(Excerpts from a figure dataset)
* begin *
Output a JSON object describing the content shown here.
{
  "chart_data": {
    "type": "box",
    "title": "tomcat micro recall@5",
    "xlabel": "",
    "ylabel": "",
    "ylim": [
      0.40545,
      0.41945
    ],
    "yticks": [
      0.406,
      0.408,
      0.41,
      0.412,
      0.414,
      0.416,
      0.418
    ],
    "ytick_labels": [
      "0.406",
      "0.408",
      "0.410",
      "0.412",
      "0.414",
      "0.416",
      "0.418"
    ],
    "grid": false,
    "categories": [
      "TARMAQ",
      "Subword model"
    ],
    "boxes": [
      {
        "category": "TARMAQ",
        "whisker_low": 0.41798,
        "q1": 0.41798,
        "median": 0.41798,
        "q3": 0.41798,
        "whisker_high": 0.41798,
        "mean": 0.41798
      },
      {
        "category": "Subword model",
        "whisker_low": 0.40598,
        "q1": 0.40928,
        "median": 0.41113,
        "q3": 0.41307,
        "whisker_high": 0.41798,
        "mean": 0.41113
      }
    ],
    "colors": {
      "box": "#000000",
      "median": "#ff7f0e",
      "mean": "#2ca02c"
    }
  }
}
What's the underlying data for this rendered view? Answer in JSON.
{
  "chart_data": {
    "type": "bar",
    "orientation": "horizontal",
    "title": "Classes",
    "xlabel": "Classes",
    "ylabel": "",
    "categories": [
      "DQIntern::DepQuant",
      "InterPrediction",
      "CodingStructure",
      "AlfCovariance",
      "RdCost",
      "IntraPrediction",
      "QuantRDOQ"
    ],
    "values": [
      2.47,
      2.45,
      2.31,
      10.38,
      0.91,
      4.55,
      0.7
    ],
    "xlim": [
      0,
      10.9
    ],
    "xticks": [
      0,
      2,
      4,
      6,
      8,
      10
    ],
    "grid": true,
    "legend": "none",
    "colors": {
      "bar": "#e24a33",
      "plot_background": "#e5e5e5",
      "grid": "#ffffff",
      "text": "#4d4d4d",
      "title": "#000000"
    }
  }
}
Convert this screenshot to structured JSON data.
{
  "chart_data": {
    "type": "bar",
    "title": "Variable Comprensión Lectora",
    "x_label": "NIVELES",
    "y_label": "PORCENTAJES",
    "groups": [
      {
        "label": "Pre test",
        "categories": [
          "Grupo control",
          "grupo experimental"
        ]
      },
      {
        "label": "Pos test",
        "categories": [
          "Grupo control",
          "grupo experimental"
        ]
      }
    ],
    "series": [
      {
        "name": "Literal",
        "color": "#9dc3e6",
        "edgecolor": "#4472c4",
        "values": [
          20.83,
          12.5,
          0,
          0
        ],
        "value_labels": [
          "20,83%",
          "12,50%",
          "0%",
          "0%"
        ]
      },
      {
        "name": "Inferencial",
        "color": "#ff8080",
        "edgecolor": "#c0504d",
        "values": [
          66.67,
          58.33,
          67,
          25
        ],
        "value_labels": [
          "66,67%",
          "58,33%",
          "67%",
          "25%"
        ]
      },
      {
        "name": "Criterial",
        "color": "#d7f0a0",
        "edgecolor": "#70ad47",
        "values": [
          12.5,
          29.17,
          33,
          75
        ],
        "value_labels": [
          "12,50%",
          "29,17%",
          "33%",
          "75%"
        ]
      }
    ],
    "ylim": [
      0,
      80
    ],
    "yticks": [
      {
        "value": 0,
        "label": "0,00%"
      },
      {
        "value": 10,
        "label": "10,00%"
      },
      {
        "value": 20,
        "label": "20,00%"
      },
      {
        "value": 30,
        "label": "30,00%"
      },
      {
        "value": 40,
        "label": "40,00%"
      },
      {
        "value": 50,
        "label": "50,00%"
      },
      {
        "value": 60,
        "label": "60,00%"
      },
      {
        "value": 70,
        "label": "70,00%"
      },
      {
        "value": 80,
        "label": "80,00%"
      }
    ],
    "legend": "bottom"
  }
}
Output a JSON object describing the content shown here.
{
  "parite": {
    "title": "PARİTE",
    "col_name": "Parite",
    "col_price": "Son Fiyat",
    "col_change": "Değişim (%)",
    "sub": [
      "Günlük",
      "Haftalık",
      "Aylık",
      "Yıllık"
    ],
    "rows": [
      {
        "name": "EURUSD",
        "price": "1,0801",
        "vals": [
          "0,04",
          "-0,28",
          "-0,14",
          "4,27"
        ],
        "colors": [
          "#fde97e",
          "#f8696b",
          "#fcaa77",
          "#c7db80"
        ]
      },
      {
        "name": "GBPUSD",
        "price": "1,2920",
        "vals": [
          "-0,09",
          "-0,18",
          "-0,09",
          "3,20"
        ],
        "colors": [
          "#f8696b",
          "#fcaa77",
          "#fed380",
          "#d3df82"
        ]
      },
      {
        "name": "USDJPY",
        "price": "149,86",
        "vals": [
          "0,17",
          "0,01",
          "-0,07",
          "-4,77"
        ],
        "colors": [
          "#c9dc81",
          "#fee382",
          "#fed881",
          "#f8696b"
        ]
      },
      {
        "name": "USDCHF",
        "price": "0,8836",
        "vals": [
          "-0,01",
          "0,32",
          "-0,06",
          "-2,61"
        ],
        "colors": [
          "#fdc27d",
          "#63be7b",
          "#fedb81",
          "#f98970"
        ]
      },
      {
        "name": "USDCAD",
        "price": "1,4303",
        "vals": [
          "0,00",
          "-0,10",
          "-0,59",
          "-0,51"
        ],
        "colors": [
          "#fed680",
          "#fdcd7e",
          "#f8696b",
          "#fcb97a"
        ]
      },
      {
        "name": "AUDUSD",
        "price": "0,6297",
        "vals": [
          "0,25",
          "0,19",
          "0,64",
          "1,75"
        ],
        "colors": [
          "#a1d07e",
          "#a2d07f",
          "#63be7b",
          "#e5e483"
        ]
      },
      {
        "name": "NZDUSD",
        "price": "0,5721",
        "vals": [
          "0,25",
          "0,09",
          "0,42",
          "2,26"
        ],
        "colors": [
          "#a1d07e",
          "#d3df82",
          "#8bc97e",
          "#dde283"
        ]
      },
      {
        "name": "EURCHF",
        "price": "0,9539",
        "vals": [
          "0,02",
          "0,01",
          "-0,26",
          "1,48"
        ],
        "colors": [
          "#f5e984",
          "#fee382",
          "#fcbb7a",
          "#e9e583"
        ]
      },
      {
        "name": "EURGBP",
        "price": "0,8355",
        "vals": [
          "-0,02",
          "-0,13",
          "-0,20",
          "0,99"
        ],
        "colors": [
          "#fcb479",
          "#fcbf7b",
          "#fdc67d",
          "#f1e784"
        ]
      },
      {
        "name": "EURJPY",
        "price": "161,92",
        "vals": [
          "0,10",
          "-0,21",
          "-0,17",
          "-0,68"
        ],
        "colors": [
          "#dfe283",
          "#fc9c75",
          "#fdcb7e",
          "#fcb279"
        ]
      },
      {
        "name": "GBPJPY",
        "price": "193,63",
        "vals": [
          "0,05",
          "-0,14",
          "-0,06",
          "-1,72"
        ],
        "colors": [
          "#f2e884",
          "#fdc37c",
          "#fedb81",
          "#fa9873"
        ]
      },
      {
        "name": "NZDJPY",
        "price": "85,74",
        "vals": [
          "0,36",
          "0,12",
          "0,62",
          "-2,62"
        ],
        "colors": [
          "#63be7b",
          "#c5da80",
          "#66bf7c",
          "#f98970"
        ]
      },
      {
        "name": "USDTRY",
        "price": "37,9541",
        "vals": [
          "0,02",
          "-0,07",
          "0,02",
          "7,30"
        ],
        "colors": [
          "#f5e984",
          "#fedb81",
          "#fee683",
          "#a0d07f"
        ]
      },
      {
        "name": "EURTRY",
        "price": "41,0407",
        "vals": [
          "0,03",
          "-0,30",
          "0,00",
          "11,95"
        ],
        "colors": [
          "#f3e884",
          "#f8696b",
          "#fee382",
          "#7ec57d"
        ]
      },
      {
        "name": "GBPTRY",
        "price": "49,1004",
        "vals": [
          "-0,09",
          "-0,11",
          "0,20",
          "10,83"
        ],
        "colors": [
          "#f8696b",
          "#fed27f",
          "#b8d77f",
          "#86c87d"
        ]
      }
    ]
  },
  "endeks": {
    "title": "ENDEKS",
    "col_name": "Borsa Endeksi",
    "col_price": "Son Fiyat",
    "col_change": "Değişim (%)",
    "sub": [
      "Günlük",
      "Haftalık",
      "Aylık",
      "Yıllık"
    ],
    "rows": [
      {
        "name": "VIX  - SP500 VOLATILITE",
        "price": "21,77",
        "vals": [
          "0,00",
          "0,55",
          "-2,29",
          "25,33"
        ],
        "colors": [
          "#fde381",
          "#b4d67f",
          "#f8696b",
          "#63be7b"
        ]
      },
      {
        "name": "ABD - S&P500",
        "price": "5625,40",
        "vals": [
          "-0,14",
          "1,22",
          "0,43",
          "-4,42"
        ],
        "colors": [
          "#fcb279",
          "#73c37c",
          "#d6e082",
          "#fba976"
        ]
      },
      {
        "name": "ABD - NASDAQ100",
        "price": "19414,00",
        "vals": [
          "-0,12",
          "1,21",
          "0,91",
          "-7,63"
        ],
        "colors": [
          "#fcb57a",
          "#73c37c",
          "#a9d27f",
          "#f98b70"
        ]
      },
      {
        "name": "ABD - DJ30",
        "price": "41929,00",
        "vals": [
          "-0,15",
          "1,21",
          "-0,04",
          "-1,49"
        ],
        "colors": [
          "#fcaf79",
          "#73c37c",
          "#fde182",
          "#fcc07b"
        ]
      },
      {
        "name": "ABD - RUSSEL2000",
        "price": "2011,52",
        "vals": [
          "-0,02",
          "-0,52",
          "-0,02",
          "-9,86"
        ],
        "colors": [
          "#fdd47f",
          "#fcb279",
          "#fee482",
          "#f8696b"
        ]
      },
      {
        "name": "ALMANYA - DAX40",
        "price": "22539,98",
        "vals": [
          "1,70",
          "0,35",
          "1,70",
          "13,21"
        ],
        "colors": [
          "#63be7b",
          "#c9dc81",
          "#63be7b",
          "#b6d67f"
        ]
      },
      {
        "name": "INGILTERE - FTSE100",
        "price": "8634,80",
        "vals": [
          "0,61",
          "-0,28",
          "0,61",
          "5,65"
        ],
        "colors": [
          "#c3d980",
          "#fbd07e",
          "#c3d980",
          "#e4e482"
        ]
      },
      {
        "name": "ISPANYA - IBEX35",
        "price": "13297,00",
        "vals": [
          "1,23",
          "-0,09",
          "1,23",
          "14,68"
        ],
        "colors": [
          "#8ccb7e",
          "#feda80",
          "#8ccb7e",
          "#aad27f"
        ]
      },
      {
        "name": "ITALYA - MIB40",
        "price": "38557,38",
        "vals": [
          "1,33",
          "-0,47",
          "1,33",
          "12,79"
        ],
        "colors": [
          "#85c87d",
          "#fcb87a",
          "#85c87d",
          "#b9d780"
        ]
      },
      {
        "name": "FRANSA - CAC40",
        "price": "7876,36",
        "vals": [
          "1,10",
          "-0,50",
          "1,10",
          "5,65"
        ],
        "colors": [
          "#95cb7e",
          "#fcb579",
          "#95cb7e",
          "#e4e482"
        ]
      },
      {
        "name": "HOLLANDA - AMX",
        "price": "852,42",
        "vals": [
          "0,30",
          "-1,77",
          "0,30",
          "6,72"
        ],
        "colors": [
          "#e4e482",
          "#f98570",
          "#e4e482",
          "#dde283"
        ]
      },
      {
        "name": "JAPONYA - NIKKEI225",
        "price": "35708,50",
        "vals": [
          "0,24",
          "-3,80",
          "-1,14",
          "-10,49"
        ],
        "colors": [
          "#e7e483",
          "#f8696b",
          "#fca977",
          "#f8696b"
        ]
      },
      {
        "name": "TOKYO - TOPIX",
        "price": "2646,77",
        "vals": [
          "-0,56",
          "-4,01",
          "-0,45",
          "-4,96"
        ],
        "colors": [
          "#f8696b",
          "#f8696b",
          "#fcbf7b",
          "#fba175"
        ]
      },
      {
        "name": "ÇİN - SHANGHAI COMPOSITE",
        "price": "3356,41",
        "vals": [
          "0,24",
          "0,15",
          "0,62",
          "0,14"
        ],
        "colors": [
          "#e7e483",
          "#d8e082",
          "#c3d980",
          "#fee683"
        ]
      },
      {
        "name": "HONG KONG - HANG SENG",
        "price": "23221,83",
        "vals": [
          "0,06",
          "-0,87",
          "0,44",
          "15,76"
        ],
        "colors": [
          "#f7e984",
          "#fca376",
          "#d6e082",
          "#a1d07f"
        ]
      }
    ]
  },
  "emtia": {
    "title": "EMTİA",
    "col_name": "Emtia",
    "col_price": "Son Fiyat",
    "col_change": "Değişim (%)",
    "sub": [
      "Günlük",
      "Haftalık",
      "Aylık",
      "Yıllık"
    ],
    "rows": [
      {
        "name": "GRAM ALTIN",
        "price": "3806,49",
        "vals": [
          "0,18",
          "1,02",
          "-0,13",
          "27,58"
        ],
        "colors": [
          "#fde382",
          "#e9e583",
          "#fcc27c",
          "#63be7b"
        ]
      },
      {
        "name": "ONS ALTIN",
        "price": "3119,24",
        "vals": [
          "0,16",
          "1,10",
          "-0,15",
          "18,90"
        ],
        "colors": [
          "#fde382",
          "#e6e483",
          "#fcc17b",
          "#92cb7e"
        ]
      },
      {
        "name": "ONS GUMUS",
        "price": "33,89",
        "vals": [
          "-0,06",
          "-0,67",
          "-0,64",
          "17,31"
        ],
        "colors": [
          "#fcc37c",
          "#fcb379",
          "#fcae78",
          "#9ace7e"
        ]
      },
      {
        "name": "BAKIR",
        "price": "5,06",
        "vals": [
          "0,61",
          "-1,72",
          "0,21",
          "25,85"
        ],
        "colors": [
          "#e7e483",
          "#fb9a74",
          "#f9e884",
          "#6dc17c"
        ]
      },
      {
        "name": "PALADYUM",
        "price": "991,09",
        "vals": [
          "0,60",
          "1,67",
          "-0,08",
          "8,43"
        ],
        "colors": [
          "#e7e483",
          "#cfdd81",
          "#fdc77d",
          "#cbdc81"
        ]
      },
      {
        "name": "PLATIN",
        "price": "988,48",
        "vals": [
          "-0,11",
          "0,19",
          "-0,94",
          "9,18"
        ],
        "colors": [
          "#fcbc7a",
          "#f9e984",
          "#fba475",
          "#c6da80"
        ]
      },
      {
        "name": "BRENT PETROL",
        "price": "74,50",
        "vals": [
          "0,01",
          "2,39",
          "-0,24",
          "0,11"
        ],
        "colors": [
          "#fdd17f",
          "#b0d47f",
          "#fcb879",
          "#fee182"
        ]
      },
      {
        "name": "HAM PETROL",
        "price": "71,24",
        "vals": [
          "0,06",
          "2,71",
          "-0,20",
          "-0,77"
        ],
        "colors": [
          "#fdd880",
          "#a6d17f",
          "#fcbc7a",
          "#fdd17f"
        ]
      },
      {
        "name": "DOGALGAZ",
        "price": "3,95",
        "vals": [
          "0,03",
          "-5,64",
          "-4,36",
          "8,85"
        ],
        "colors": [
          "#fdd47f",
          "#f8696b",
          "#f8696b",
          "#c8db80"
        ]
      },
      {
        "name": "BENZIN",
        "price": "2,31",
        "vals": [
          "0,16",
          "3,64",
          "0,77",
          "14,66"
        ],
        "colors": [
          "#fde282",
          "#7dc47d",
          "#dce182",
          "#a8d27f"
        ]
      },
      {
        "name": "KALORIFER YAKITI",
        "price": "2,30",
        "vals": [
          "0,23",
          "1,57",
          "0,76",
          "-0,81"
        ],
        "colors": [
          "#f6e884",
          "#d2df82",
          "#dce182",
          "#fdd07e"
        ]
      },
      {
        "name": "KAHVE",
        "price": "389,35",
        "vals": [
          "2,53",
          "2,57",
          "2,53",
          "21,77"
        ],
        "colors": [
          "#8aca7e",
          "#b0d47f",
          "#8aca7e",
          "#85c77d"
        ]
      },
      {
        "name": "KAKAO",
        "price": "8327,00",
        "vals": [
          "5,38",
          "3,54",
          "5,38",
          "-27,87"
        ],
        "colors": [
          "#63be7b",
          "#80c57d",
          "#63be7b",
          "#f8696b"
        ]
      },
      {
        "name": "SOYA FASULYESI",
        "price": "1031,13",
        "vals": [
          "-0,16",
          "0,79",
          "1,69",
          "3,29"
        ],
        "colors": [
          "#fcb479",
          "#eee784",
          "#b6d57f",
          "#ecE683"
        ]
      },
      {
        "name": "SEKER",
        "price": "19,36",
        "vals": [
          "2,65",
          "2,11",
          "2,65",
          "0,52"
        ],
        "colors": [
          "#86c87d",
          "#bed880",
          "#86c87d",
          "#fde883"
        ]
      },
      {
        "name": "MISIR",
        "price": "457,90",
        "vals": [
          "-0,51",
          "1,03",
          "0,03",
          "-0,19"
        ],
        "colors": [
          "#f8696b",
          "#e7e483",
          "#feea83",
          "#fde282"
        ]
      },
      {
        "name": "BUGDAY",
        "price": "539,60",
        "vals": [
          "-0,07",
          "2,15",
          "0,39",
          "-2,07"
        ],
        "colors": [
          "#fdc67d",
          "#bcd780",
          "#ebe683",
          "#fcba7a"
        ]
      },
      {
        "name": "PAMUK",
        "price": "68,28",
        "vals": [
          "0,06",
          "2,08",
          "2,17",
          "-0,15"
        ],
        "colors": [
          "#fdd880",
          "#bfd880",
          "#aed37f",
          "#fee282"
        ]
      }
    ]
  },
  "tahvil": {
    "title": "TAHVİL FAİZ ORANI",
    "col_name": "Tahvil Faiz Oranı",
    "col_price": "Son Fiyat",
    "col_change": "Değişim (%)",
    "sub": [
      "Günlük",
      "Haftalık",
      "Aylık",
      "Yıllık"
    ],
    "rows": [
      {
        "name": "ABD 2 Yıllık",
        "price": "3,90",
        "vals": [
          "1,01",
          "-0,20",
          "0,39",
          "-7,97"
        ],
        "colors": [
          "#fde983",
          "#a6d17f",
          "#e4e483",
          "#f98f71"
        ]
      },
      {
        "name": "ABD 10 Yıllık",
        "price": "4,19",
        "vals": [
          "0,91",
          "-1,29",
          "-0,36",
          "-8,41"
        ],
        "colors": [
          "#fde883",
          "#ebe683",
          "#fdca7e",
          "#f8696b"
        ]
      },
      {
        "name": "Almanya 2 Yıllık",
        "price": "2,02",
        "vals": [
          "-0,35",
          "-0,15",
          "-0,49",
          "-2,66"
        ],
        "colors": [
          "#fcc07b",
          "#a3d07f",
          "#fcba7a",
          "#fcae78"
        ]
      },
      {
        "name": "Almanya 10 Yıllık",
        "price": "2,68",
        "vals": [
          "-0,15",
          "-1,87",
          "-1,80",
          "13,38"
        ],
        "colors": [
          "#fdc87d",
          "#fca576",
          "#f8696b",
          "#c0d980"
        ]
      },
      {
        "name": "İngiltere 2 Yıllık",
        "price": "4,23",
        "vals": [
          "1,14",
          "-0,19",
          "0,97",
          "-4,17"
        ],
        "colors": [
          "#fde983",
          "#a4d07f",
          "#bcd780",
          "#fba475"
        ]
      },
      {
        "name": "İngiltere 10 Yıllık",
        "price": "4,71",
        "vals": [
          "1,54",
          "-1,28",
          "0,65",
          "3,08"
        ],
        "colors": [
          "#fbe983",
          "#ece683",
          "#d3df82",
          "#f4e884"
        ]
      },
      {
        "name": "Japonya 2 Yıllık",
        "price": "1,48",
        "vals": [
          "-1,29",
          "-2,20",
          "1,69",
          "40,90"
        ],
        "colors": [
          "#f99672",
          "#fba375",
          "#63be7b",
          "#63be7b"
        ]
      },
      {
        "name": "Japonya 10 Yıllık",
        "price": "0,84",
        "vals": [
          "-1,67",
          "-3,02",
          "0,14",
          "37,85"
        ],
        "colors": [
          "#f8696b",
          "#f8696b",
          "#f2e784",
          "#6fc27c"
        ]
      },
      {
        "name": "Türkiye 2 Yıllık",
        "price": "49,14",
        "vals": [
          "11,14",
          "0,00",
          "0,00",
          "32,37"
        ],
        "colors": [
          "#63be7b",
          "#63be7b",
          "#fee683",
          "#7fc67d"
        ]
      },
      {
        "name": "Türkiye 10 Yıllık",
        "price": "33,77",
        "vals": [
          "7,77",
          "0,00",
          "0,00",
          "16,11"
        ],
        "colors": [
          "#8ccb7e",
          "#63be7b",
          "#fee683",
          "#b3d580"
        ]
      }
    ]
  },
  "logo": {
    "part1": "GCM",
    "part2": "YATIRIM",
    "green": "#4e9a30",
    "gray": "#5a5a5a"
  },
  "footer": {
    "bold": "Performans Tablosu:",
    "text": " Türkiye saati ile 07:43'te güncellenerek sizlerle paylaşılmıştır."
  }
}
* end *
Your goal — Using the listing, copy every line where the word "JSON" shows up.

The response —
Output a JSON object describing the content shown here.
What's the underlying data for this rendered view? Answer in JSON.
Convert this screenshot to structured JSON data.
Output a JSON object describing the content shown here.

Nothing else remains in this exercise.